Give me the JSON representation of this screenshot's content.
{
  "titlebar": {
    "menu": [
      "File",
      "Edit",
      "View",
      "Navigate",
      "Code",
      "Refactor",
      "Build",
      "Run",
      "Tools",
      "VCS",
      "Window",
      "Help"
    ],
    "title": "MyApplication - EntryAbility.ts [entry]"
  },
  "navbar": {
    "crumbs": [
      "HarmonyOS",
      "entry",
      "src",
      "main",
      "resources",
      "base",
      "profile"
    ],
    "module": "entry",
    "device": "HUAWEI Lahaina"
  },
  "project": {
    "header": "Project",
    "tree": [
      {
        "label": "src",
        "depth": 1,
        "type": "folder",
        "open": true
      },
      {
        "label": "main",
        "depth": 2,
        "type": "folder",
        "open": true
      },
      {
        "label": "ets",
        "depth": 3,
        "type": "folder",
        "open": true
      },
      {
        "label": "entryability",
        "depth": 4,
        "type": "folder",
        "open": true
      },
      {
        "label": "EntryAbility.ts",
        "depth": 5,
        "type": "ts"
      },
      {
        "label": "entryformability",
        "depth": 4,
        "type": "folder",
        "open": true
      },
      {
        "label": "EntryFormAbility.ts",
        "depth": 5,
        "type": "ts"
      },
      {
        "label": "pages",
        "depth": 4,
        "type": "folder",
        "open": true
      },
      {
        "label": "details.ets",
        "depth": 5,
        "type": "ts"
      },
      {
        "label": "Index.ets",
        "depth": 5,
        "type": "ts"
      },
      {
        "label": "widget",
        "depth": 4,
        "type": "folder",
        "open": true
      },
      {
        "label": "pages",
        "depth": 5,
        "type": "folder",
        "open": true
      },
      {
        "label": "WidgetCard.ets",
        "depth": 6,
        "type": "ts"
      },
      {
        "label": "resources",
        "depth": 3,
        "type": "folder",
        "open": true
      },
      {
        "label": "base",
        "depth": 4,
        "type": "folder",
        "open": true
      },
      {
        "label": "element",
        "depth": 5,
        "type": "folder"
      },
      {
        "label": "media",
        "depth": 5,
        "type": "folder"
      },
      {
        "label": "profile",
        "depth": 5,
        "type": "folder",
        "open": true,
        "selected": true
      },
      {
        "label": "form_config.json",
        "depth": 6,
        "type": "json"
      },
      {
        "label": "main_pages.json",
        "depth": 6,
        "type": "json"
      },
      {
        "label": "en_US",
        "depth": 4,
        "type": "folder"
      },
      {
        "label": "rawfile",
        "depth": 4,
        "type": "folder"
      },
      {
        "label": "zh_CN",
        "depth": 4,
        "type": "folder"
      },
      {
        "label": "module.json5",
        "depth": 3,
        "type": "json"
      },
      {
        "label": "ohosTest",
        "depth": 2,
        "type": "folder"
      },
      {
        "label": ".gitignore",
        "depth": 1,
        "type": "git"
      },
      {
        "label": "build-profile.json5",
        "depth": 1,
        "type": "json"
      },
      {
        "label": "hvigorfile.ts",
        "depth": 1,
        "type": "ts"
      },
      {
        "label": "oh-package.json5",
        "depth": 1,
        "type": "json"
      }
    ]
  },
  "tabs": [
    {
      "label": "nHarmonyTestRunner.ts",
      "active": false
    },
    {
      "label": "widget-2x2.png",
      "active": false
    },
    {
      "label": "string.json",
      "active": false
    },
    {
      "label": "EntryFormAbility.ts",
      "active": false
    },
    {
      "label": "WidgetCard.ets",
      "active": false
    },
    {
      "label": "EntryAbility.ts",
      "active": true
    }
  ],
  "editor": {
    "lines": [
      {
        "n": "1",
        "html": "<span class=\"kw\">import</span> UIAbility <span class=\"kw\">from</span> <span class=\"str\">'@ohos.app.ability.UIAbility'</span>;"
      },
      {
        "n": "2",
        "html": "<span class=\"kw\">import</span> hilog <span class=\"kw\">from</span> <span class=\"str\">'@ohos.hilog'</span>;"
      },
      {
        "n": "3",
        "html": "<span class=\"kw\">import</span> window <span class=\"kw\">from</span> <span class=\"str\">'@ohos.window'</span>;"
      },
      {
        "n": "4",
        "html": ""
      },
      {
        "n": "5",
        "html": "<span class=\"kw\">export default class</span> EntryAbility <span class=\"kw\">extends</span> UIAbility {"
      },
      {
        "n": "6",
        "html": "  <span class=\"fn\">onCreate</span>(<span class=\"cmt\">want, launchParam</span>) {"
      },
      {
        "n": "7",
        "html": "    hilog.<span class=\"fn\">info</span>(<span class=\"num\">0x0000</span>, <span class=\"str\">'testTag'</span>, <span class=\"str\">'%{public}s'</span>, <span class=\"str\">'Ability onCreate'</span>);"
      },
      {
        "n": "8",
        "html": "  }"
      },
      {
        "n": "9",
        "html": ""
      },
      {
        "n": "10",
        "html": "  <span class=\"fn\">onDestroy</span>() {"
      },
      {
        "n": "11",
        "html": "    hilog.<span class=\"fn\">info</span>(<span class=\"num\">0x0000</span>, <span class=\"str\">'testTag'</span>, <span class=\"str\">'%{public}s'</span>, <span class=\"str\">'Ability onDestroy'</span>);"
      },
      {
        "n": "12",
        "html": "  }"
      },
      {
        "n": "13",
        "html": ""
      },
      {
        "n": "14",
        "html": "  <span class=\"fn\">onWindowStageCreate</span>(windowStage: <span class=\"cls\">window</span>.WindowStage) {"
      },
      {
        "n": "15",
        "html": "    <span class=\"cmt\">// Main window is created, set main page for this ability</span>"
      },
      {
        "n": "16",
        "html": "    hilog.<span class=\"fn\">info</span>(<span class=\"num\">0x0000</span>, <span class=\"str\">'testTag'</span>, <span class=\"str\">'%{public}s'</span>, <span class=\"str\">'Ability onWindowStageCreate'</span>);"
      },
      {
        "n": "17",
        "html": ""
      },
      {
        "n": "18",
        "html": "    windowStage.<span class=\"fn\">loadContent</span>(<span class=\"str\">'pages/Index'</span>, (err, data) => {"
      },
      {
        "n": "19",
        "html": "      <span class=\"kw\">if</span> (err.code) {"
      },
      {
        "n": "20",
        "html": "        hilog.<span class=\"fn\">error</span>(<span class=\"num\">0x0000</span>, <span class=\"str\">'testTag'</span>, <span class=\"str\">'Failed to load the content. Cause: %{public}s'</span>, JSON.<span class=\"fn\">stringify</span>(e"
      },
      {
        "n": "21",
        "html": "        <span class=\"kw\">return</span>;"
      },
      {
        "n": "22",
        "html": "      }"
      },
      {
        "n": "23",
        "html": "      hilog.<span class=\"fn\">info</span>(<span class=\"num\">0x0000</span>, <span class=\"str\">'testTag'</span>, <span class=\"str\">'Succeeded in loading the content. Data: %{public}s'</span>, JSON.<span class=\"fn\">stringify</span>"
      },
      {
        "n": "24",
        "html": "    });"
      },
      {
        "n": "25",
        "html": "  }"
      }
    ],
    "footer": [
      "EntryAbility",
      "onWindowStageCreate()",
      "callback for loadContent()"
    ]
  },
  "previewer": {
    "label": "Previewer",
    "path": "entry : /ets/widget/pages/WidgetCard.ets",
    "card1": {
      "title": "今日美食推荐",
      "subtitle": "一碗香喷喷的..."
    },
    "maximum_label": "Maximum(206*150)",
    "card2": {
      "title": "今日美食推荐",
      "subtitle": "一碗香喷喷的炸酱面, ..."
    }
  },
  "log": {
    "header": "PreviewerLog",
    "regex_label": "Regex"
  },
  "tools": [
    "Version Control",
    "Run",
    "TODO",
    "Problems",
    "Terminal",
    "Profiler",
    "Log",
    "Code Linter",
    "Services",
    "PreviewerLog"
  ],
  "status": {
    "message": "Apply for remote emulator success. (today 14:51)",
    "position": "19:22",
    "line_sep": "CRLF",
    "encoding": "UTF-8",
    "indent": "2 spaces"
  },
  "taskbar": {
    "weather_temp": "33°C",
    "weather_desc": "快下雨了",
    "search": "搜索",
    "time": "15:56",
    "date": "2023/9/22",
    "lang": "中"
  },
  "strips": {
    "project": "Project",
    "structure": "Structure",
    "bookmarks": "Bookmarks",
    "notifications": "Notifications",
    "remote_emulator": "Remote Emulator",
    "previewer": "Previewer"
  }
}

→ **EXERCISE OBJECTIVE**:
Look through the lines above and collect those with the word "this".

→ **RESULT BELOW**:
Give me the JSON representation of this screenshot's content.
        "html": "    <span class=\"cmt\">// Main window is created, set main page for this ability</span>"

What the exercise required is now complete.